Short task:
Find each line holding the word "Depth" and give the total alone.

(Entries taken from a collection)
• • •

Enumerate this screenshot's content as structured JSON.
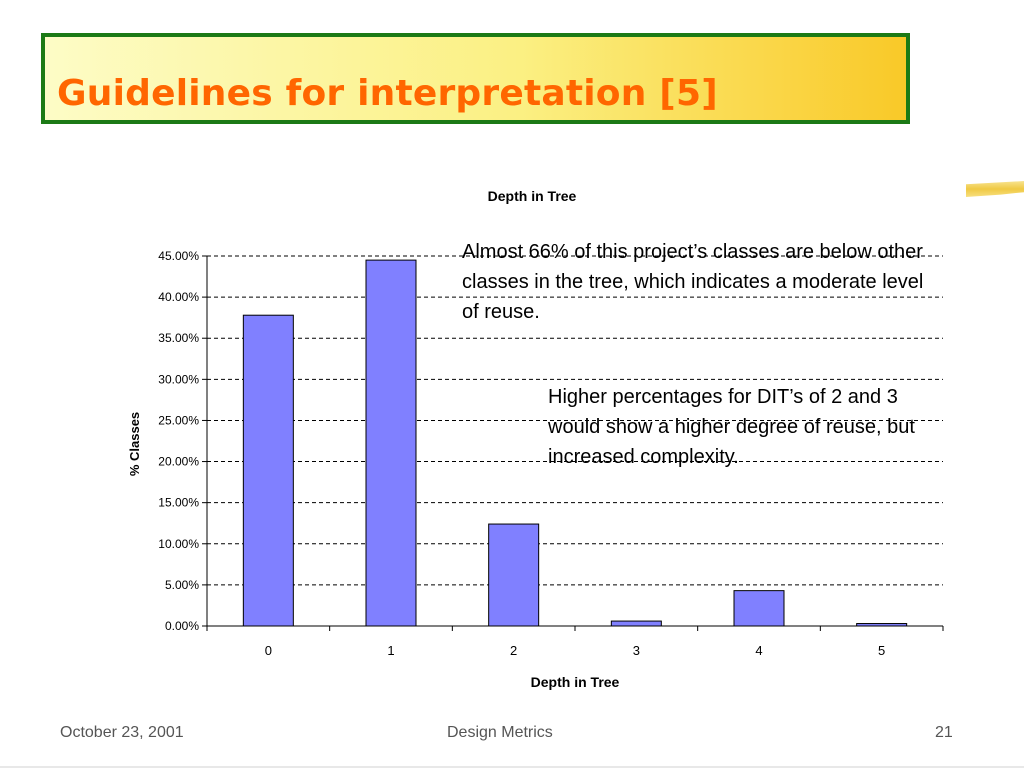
{
  "slide": {
    "title": "Guidelines for interpretation [5]"
  },
  "annotations": {
    "note1": "Almost 66% of this project’s classes are below other classes in the tree, which indicates a moderate level of reuse.",
    "note2": "Higher percentages for DIT’s of 2 and 3 would show a higher degree of reuse, but increased complexity."
  },
  "footer": {
    "date": "October 23, 2001",
    "title": "Design Metrics",
    "page": "21"
  },
  "colors": {
    "title_text": "#ff6600",
    "title_border": "#1c7a16",
    "bar_fill": "#8080ff"
  },
  "chart_data": {
    "type": "bar",
    "title": "Depth in Tree",
    "xlabel": "Depth in Tree",
    "ylabel": "% Classes",
    "categories": [
      "0",
      "1",
      "2",
      "3",
      "4",
      "5"
    ],
    "values": [
      37.8,
      44.5,
      12.4,
      0.6,
      4.3,
      0.3
    ],
    "ylim": [
      0,
      45
    ],
    "yticks": [
      {
        "value": 0,
        "label": "0.00%"
      },
      {
        "value": 5,
        "label": "5.00%"
      },
      {
        "value": 10,
        "label": "10.00%"
      },
      {
        "value": 15,
        "label": "15.00%"
      },
      {
        "value": 20,
        "label": "20.00%"
      },
      {
        "value": 25,
        "label": "25.00%"
      },
      {
        "value": 30,
        "label": "30.00%"
      },
      {
        "value": 35,
        "label": "35.00%"
      },
      {
        "value": 40,
        "label": "40.00%"
      },
      {
        "value": 45,
        "label": "45.00%"
      }
    ],
    "grid": true,
    "legend": "none"
  }
}
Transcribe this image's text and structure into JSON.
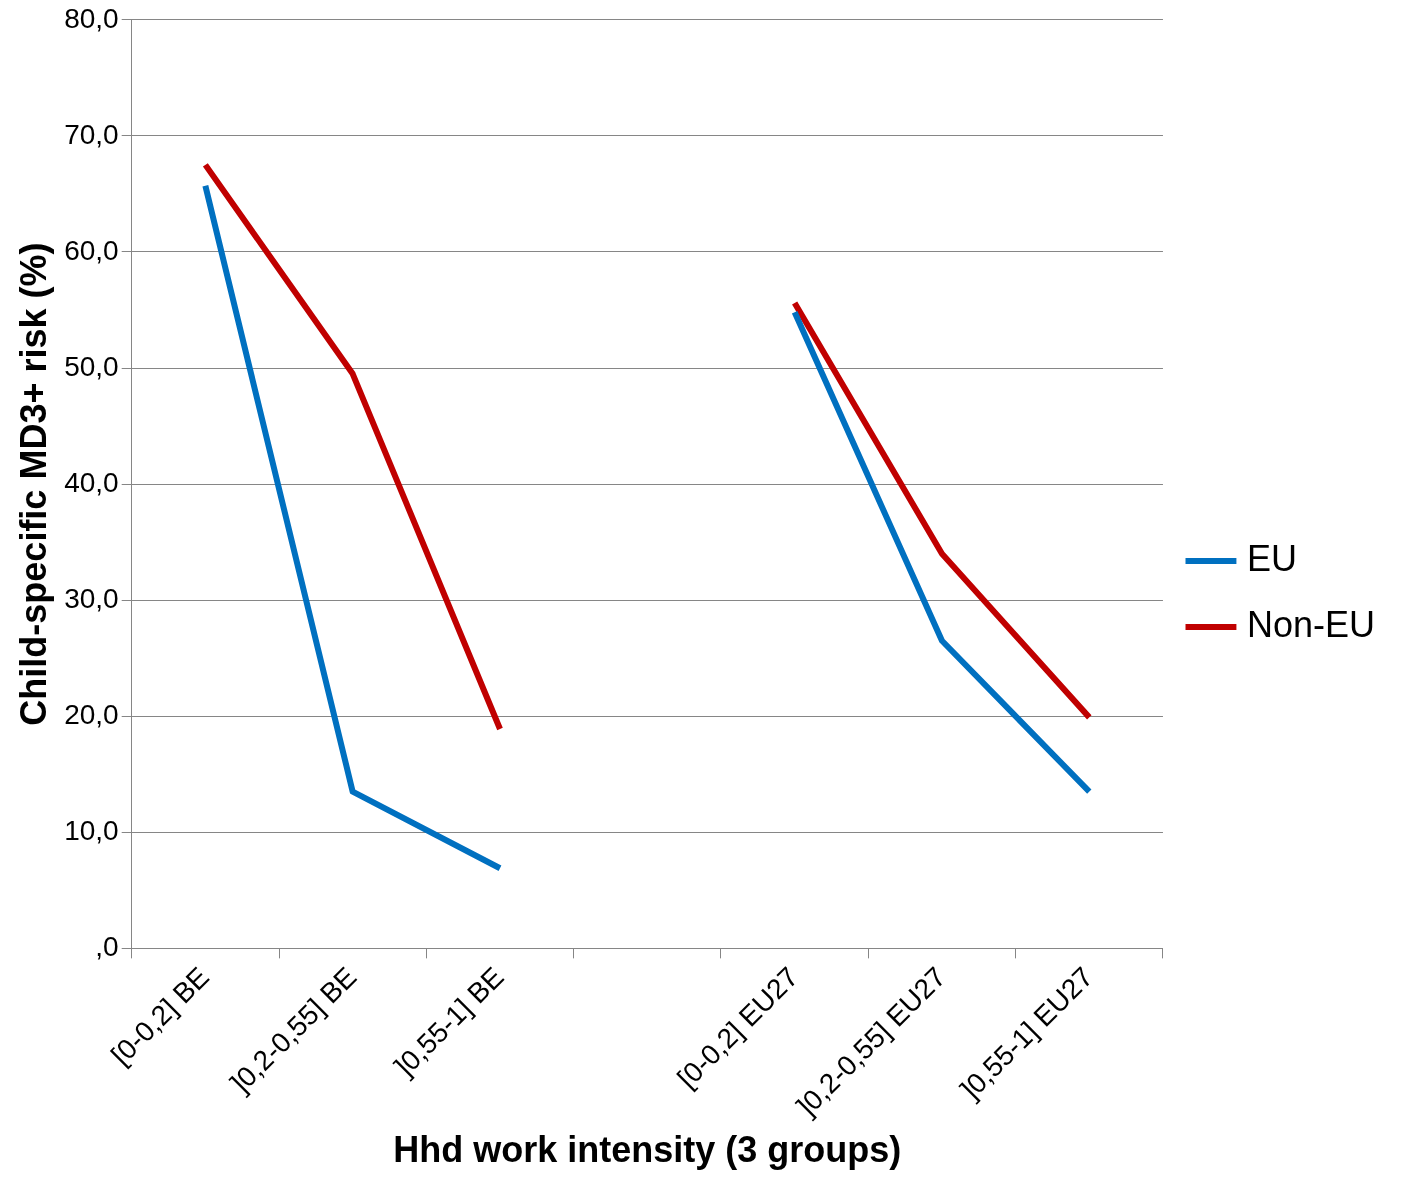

• • •

Reply:
2